Stored entries:
────────────────────────────────────────

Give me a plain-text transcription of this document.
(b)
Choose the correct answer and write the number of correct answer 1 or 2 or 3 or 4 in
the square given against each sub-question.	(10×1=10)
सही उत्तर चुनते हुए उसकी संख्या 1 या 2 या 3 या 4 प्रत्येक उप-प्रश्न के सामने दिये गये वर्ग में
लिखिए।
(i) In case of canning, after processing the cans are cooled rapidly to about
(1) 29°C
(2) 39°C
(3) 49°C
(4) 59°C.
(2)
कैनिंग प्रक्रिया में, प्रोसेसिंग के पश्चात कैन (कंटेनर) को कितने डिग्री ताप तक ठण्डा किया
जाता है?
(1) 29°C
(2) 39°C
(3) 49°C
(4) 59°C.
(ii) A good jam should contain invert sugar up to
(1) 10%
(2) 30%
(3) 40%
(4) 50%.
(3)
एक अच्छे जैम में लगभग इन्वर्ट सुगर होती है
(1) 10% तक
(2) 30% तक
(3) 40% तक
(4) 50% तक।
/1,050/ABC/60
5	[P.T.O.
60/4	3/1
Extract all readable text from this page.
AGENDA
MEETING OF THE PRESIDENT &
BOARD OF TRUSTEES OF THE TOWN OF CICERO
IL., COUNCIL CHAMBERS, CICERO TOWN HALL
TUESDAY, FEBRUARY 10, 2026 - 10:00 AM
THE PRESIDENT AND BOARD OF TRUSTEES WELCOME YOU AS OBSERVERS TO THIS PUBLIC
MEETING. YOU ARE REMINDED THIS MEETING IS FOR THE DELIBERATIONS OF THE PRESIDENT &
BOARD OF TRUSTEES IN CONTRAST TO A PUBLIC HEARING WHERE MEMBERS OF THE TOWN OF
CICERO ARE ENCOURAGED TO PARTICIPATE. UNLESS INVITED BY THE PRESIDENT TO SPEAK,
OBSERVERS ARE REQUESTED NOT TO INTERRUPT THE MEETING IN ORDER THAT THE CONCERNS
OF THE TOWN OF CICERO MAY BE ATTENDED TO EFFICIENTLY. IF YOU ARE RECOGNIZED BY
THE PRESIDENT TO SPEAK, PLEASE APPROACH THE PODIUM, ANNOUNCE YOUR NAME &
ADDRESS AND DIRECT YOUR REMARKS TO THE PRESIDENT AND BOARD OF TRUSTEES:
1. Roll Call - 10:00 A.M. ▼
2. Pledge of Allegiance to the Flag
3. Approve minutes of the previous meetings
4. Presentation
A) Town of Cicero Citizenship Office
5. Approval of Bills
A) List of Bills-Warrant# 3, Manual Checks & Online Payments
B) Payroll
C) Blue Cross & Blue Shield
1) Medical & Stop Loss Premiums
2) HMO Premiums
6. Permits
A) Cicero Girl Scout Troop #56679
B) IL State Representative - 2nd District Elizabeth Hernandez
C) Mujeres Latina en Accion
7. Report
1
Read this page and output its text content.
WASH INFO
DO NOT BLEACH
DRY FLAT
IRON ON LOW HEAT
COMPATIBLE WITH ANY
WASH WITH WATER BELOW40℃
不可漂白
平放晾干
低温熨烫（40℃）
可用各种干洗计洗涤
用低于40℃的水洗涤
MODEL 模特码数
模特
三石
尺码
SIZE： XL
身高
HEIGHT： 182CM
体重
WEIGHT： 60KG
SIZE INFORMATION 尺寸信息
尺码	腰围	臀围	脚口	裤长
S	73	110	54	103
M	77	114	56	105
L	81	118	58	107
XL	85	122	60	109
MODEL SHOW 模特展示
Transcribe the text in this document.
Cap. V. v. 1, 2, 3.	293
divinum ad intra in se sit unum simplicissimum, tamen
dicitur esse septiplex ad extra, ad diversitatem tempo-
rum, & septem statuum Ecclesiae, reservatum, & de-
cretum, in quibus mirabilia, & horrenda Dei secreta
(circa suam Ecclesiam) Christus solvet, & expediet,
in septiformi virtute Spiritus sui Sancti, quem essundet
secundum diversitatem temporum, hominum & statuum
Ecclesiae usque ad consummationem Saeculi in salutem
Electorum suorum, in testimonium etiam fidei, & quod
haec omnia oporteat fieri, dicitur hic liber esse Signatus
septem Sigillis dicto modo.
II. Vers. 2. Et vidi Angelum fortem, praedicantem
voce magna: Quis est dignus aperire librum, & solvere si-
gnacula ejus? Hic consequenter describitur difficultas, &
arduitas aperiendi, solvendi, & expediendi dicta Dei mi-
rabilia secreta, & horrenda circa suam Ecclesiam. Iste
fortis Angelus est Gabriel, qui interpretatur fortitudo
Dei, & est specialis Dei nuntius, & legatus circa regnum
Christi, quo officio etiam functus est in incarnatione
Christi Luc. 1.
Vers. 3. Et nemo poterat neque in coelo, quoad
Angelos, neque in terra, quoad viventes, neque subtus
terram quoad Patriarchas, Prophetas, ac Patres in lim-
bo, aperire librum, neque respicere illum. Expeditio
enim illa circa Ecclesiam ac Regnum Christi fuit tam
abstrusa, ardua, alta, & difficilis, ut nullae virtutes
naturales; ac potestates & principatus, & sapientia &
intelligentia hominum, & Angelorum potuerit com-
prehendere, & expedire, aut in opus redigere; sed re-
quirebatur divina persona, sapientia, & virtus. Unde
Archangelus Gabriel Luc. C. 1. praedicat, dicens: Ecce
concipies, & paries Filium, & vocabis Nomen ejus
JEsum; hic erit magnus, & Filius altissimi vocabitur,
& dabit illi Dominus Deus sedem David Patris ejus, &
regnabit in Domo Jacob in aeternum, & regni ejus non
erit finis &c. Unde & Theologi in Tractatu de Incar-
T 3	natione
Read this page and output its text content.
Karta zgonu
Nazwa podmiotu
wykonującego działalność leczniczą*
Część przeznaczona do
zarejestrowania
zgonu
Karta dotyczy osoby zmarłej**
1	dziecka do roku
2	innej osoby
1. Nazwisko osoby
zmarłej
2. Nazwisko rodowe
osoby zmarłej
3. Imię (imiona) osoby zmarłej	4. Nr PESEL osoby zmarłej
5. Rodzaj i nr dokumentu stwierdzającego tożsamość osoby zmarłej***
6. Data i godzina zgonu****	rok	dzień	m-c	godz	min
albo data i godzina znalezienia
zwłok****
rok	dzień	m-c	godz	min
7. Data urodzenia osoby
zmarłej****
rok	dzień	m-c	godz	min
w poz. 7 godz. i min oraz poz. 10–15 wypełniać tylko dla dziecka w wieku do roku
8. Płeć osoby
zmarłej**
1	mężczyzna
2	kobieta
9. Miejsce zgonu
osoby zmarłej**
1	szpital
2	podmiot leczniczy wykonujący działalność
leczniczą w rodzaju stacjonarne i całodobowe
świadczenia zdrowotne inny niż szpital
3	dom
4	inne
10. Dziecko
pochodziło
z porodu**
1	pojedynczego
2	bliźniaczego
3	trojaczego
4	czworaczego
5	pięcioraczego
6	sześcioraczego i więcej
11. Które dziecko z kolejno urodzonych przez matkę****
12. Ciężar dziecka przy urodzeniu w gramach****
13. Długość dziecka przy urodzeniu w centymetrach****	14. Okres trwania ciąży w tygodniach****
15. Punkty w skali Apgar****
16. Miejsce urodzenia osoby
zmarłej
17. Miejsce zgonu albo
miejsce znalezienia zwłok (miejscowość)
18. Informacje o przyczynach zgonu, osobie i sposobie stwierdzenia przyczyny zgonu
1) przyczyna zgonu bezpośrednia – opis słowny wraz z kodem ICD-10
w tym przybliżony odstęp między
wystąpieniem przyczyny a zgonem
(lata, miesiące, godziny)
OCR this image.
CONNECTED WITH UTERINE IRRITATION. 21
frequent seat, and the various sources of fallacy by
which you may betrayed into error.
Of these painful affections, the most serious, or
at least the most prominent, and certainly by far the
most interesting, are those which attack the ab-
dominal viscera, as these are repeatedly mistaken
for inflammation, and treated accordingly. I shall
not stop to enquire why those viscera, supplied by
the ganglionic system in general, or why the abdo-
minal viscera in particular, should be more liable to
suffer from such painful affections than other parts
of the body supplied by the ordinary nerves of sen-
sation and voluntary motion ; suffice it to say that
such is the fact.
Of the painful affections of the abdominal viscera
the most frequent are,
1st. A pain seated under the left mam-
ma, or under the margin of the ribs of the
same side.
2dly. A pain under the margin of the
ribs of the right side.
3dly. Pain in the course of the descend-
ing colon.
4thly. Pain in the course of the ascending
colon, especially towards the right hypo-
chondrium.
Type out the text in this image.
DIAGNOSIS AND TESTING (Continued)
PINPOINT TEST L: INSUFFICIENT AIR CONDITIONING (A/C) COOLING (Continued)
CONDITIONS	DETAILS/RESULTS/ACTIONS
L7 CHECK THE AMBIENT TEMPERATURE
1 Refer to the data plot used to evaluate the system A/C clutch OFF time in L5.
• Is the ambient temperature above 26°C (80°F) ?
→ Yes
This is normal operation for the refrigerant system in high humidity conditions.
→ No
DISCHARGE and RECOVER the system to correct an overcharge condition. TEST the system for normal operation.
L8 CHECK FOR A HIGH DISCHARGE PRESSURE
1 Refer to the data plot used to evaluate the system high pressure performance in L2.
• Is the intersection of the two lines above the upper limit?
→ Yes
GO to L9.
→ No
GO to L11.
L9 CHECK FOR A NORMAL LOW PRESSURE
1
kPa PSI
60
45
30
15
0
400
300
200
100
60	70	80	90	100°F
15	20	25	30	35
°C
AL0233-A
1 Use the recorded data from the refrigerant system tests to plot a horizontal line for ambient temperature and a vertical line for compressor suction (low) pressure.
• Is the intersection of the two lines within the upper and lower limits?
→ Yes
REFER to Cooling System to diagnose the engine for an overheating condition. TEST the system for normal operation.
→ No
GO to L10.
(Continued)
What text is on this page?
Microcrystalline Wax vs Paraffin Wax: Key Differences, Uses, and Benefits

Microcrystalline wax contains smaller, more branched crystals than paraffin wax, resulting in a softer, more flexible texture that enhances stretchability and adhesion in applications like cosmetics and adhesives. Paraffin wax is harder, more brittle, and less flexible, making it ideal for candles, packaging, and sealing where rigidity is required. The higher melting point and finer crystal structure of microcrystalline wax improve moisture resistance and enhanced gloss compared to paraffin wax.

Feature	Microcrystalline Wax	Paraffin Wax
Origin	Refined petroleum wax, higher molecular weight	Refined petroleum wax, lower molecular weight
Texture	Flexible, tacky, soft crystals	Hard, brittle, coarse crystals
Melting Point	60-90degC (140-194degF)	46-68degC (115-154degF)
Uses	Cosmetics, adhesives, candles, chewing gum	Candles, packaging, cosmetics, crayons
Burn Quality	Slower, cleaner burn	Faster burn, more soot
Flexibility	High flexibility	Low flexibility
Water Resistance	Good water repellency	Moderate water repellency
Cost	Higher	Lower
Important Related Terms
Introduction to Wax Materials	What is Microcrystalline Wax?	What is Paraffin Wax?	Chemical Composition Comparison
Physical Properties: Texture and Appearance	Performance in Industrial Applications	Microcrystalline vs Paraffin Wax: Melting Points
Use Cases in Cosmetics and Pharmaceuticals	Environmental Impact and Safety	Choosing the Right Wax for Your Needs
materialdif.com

────────────────────────────────────────

Work to complete: Give only a number: how many lines of the data hold the string "esse"?

Correct response: 2